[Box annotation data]
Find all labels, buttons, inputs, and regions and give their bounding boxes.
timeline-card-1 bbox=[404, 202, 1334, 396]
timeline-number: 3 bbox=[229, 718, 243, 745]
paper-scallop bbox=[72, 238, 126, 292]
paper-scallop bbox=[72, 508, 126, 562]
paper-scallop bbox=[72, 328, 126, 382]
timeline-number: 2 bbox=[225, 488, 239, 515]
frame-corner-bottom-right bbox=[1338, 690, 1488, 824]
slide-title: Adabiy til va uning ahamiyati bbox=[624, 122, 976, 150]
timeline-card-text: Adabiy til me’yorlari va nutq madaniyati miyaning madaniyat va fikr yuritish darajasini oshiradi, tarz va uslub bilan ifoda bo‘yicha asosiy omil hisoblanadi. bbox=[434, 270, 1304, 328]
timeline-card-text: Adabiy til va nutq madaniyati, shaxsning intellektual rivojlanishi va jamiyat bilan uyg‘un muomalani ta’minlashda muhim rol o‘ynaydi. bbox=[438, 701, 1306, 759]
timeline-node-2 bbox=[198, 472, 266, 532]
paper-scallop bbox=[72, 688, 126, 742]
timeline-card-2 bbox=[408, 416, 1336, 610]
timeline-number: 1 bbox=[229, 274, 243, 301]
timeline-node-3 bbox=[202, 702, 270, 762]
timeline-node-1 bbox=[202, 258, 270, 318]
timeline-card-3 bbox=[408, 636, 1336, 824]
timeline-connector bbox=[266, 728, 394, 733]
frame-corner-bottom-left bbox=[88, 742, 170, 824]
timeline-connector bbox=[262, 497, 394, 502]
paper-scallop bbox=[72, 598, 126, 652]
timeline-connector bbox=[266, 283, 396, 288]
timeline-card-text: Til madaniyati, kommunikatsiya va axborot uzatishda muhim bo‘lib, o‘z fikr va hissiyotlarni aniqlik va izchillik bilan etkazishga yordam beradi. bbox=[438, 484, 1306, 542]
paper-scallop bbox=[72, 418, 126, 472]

§ **Stated goal**
Pull out the lines of the listing from its first line through the line containing "timeline-card-text: Adabiy til me’yorlari", both included, and reproduce them word for word.

§ **The answer**
Find all labels, buttons, inputs, and regions and give their bounding boxes.
timeline-card-1 bbox=[404, 202, 1334, 396]
timeline-number: 3 bbox=[229, 718, 243, 745]
paper-scallop bbox=[72, 238, 126, 292]
paper-scallop bbox=[72, 508, 126, 562]
paper-scallop bbox=[72, 328, 126, 382]
timeline-number: 2 bbox=[225, 488, 239, 515]
frame-corner-bottom-right bbox=[1338, 690, 1488, 824]
slide-title: Adabiy til va uning ahamiyati bbox=[624, 122, 976, 150]
timeline-card-text: Adabiy til me’yorlari va nutq madaniyati miyaning madaniyat va fikr yuritish darajasini oshiradi, tarz va uslub bilan ifoda bo‘yicha asosiy omil hisoblanadi. bbox=[434, 270, 1304, 328]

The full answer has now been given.